• **Data section**:
┏━━

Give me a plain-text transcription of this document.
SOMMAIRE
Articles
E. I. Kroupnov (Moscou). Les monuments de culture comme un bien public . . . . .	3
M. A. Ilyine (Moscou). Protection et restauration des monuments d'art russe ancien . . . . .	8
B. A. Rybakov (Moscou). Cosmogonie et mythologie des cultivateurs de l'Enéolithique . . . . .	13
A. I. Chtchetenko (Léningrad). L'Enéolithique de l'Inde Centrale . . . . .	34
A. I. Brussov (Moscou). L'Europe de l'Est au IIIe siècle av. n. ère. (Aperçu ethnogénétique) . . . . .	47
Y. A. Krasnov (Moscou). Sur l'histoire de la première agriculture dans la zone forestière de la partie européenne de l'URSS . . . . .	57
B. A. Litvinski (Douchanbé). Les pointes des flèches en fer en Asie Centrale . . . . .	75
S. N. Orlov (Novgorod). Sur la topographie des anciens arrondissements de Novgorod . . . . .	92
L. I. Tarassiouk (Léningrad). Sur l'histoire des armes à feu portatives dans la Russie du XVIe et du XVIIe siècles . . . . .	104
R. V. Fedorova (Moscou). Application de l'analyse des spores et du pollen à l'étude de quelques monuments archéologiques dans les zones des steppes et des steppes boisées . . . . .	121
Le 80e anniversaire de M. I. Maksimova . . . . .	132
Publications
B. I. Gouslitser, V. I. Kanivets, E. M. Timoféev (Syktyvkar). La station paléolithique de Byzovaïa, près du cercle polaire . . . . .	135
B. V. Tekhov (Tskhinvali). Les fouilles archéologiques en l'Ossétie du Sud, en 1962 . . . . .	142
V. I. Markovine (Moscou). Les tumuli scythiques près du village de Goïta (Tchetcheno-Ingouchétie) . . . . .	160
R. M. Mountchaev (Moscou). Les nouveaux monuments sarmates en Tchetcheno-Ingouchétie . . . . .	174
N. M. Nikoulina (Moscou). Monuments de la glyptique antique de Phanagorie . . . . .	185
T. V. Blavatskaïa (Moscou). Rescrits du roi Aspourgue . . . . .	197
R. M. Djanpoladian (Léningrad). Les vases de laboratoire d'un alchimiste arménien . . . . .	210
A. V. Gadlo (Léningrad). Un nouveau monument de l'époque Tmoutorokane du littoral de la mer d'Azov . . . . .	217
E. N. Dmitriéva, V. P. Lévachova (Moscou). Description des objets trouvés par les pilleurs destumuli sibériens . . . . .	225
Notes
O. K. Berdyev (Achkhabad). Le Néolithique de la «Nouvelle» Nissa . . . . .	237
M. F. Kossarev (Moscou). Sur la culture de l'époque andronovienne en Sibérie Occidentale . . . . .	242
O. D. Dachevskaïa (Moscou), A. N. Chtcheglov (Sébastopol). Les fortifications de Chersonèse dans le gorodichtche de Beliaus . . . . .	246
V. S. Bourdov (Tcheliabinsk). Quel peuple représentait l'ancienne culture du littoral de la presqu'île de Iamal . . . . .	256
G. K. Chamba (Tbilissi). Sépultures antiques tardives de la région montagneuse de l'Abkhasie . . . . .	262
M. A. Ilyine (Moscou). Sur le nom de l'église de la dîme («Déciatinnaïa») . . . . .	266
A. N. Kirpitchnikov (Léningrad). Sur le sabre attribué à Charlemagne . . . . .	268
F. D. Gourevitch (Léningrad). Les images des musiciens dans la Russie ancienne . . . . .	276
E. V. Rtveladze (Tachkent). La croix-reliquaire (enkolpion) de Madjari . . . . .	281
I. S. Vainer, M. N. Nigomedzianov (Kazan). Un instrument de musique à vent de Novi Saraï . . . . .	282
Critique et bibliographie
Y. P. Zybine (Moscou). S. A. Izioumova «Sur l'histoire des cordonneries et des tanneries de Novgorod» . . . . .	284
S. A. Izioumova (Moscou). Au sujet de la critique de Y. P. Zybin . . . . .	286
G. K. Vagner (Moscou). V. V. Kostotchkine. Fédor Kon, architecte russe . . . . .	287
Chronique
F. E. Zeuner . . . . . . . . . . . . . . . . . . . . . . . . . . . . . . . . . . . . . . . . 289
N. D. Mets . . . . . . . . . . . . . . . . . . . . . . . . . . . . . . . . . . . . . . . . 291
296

┗━━

• **What you are asked to do**: Extract every record and return it verbatim.

• **Written answer**:
Give me a plain-text transcription of this document.
SOMMAIRE
Articles
E. I. Kroupnov (Moscou). Les monuments de culture comme un bien public . . . . .	3
M. A. Ilyine (Moscou). Protection et restauration des monuments d'art russe ancien . . . . .	8
B. A. Rybakov (Moscou). Cosmogonie et mythologie des cultivateurs de l'Enéolithique . . . . .	13
A. I. Chtchetenko (Léningrad). L'Enéolithique de l'Inde Centrale . . . . .	34
A. I. Brussov (Moscou). L'Europe de l'Est au IIIe siècle av. n. ère. (Aperçu ethnogénétique) . . . . .	47
Y. A. Krasnov (Moscou). Sur l'histoire de la première agriculture dans la zone forestière de la partie européenne de l'URSS . . . . .	57
B. A. Litvinski (Douchanbé). Les pointes des flèches en fer en Asie Centrale . . . . .	75
S. N. Orlov (Novgorod). Sur la topographie des anciens arrondissements de Novgorod . . . . .	92
L. I. Tarassiouk (Léningrad). Sur l'histoire des armes à feu portatives dans la Russie du XVIe et du XVIIe siècles . . . . .	104
R. V. Fedorova (Moscou). Application de l'analyse des spores et du pollen à l'étude de quelques monuments archéologiques dans les zones des steppes et des steppes boisées . . . . .	121
Le 80e anniversaire de M. I. Maksimova . . . . .	132
Publications
B. I. Gouslitser, V. I. Kanivets, E. M. Timoféev (Syktyvkar). La station paléolithique de Byzovaïa, près du cercle polaire . . . . .	135
B. V. Tekhov (Tskhinvali). Les fouilles archéologiques en l'Ossétie du Sud, en 1962 . . . . .	142
V. I. Markovine (Moscou). Les tumuli scythiques près du village de Goïta (Tchetcheno-Ingouchétie) . . . . .	160
R. M. Mountchaev (Moscou). Les nouveaux monuments sarmates en Tchetcheno-Ingouchétie . . . . .	174
N. M. Nikoulina (Moscou). Monuments de la glyptique antique de Phanagorie . . . . .	185
T. V. Blavatskaïa (Moscou). Rescrits du roi Aspourgue . . . . .	197
R. M. Djanpoladian (Léningrad). Les vases de laboratoire d'un alchimiste arménien . . . . .	210
A. V. Gadlo (Léningrad). Un nouveau monument de l'époque Tmoutorokane du littoral de la mer d'Azov . . . . .	217
E. N. Dmitriéva, V. P. Lévachova (Moscou). Description des objets trouvés par les pilleurs destumuli sibériens . . . . .	225
Notes
O. K. Berdyev (Achkhabad). Le Néolithique de la «Nouvelle» Nissa . . . . .	237
M. F. Kossarev (Moscou). Sur la culture de l'époque andronovienne en Sibérie Occidentale . . . . .	242
O. D. Dachevskaïa (Moscou), A. N. Chtcheglov (Sébastopol). Les fortifications de Chersonèse dans le gorodichtche de Beliaus . . . . .	246
V. S. Bourdov (Tcheliabinsk). Quel peuple représentait l'ancienne culture du littoral de la presqu'île de Iamal . . . . .	256
G. K. Chamba (Tbilissi). Sépultures antiques tardives de la région montagneuse de l'Abkhasie . . . . .	262
M. A. Ilyine (Moscou). Sur le nom de l'église de la dîme («Déciatinnaïa») . . . . .	266
A. N. Kirpitchnikov (Léningrad). Sur le sabre attribué à Charlemagne . . . . .	268
F. D. Gourevitch (Léningrad). Les images des musiciens dans la Russie ancienne . . . . .	276
E. V. Rtveladze (Tachkent). La croix-reliquaire (enkolpion) de Madjari . . . . .	281
I. S. Vainer, M. N. Nigomedzianov (Kazan). Un instrument de musique à vent de Novi Saraï . . . . .	282
Critique et bibliographie
Y. P. Zybine (Moscou). S. A. Izioumova «Sur l'histoire des cordonneries et des tanneries de Novgorod» . . . . .	284
S. A. Izioumova (Moscou). Au sujet de la critique de Y. P. Zybin . . . . .	286
G. K. Vagner (Moscou). V. V. Kostotchkine. Fédor Kon, architecte russe . . . . .	287
Chronique
F. E. Zeuner . . . . . . . . . . . . . . . . . . . . . . . . . . . . . . . . . . . . . . . . 289
N. D. Mets . . . . . . . . . . . . . . . . . . . . . . . . . . . . . . . . . . . . . . . . 291
296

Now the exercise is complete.